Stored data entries
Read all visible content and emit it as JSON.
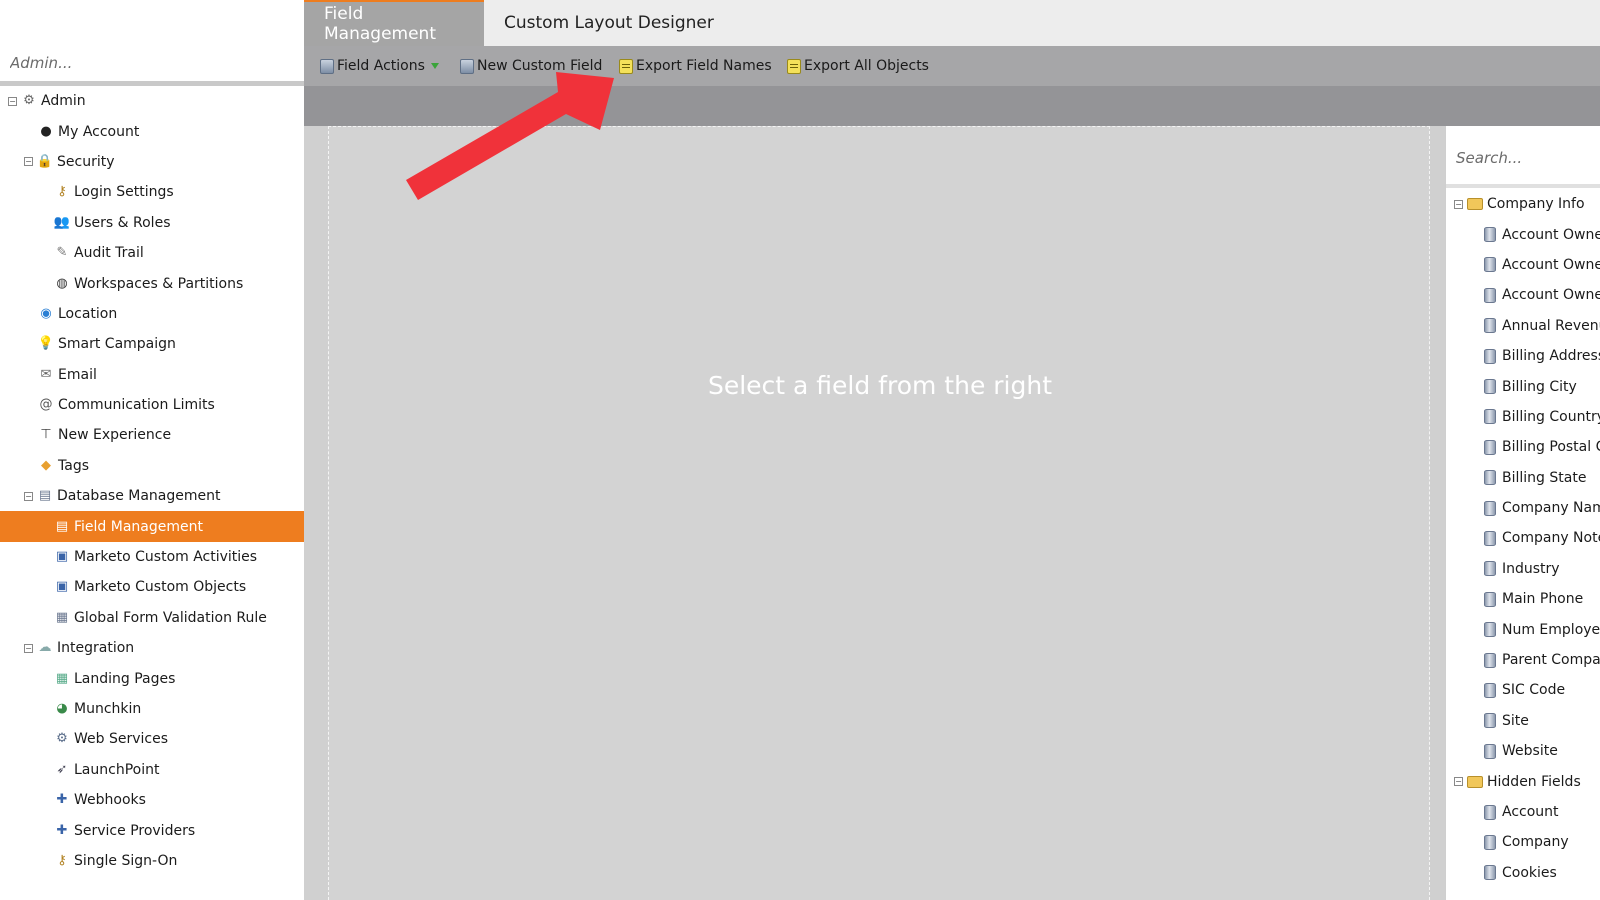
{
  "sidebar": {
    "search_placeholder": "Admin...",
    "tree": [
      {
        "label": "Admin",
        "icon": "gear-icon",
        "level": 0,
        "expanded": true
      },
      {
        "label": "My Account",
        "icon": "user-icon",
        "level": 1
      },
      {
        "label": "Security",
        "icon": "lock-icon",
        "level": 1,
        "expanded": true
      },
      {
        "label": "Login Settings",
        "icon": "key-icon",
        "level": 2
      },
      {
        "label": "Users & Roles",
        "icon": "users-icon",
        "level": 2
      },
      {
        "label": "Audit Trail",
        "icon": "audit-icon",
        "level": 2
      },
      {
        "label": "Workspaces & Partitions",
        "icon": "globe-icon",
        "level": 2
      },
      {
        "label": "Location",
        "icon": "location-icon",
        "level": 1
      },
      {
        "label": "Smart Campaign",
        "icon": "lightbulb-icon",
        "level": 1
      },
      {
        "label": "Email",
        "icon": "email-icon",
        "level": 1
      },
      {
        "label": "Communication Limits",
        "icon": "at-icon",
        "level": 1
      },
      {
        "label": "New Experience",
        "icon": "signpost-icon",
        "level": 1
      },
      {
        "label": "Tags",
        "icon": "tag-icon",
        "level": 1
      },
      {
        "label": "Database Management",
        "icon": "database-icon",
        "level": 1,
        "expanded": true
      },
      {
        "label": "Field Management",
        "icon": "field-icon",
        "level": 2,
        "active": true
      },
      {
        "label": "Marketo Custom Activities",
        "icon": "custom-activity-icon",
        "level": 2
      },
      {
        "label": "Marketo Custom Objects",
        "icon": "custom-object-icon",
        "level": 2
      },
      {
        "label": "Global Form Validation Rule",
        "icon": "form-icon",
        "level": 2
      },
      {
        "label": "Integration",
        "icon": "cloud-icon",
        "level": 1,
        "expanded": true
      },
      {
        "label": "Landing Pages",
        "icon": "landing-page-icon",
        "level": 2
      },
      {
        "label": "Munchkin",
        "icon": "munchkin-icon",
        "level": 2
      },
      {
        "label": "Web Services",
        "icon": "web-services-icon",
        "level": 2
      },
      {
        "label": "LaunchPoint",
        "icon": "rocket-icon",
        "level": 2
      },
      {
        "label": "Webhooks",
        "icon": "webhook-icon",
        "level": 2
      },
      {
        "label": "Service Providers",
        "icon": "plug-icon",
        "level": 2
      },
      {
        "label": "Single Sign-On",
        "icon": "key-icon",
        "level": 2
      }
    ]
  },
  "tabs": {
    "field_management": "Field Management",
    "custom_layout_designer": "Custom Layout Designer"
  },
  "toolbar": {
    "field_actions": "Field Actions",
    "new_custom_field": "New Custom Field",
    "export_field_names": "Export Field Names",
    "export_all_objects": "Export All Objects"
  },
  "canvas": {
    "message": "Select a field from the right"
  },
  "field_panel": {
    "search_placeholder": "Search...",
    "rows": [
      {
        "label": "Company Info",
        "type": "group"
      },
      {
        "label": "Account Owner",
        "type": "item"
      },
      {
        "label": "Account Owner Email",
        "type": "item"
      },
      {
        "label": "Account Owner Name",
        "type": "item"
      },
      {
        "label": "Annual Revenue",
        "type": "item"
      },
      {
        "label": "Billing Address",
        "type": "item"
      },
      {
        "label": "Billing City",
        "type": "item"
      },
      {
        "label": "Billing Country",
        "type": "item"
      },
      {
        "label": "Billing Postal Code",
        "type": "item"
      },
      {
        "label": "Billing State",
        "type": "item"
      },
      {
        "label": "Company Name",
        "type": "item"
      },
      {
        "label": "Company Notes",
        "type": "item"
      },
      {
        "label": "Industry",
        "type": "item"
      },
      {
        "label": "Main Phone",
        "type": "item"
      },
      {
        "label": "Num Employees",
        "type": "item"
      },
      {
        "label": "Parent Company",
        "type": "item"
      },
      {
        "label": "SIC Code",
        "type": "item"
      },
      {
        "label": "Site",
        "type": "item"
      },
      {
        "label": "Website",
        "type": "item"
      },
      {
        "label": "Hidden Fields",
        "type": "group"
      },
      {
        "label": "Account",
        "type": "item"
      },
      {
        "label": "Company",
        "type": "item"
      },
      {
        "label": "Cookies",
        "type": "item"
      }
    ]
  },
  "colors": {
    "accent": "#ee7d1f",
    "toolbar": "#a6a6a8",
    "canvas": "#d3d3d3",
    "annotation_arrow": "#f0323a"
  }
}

▶ [PROBLEM DESCRIPTION]
Retype all of the entries exactly as written, leaving out any images.

▶ [WORKED SOLUTION]
Read all visible content and emit it as JSON.
{
  "sidebar": {
    "search_placeholder": "Admin...",
    "tree": [
      {
        "label": "Admin",
        "icon": "gear-icon",
        "level": 0,
        "expanded": true
      },
      {
        "label": "My Account",
        "icon": "user-icon",
        "level": 1
      },
      {
        "label": "Security",
        "icon": "lock-icon",
        "level": 1,
        "expanded": true
      },
      {
        "label": "Login Settings",
        "icon": "key-icon",
        "level": 2
      },
      {
        "label": "Users & Roles",
        "icon": "users-icon",
        "level": 2
      },
      {
        "label": "Audit Trail",
        "icon": "audit-icon",
        "level": 2
      },
      {
        "label": "Workspaces & Partitions",
        "icon": "globe-icon",
        "level": 2
      },
      {
        "label": "Location",
        "icon": "location-icon",
        "level": 1
      },
      {
        "label": "Smart Campaign",
        "icon": "lightbulb-icon",
        "level": 1
      },
      {
        "label": "Email",
        "icon": "email-icon",
        "level": 1
      },
      {
        "label": "Communication Limits",
        "icon": "at-icon",
        "level": 1
      },
      {
        "label": "New Experience",
        "icon": "signpost-icon",
        "level": 1
      },
      {
        "label": "Tags",
        "icon": "tag-icon",
        "level": 1
      },
      {
        "label": "Database Management",
        "icon": "database-icon",
        "level": 1,
        "expanded": true
      },
      {
        "label": "Field Management",
        "icon": "field-icon",
        "level": 2,
        "active": true
      },
      {
        "label": "Marketo Custom Activities",
        "icon": "custom-activity-icon",
        "level": 2
      },
      {
        "label": "Marketo Custom Objects",
        "icon": "custom-object-icon",
        "level": 2
      },
      {
        "label": "Global Form Validation Rule",
        "icon": "form-icon",
        "level": 2
      },
      {
        "label": "Integration",
        "icon": "cloud-icon",
        "level": 1,
        "expanded": true
      },
      {
        "label": "Landing Pages",
        "icon": "landing-page-icon",
        "level": 2
      },
      {
        "label": "Munchkin",
        "icon": "munchkin-icon",
        "level": 2
      },
      {
        "label": "Web Services",
        "icon": "web-services-icon",
        "level": 2
      },
      {
        "label": "LaunchPoint",
        "icon": "rocket-icon",
        "level": 2
      },
      {
        "label": "Webhooks",
        "icon": "webhook-icon",
        "level": 2
      },
      {
        "label": "Service Providers",
        "icon": "plug-icon",
        "level": 2
      },
      {
        "label": "Single Sign-On",
        "icon": "key-icon",
        "level": 2
      }
    ]
  },
  "tabs": {
    "field_management": "Field Management",
    "custom_layout_designer": "Custom Layout Designer"
  },
  "toolbar": {
    "field_actions": "Field Actions",
    "new_custom_field": "New Custom Field",
    "export_field_names": "Export Field Names",
    "export_all_objects": "Export All Objects"
  },
  "canvas": {
    "message": "Select a field from the right"
  },
  "field_panel": {
    "search_placeholder": "Search...",
    "rows": [
      {
        "label": "Company Info",
        "type": "group"
      },
      {
        "label": "Account Owner",
        "type": "item"
      },
      {
        "label": "Account Owner Email",
        "type": "item"
      },
      {
        "label": "Account Owner Name",
        "type": "item"
      },
      {
        "label": "Annual Revenue",
        "type": "item"
      },
      {
        "label": "Billing Address",
        "type": "item"
      },
      {
        "label": "Billing City",
        "type": "item"
      },
      {
        "label": "Billing Country",
        "type": "item"
      },
      {
        "label": "Billing Postal Code",
        "type": "item"
      },
      {
        "label": "Billing State",
        "type": "item"
      },
      {
        "label": "Company Name",
        "type": "item"
      },
      {
        "label": "Company Notes",
        "type": "item"
      },
      {
        "label": "Industry",
        "type": "item"
      },
      {
        "label": "Main Phone",
        "type": "item"
      },
      {
        "label": "Num Employees",
        "type": "item"
      },
      {
        "label": "Parent Company",
        "type": "item"
      },
      {
        "label": "SIC Code",
        "type": "item"
      },
      {
        "label": "Site",
        "type": "item"
      },
      {
        "label": "Website",
        "type": "item"
      },
      {
        "label": "Hidden Fields",
        "type": "group"
      },
      {
        "label": "Account",
        "type": "item"
      },
      {
        "label": "Company",
        "type": "item"
      },
      {
        "label": "Cookies",
        "type": "item"
      }
    ]
  },
  "colors": {
    "accent": "#ee7d1f",
    "toolbar": "#a6a6a8",
    "canvas": "#d3d3d3",
    "annotation_arrow": "#f0323a"
  }
}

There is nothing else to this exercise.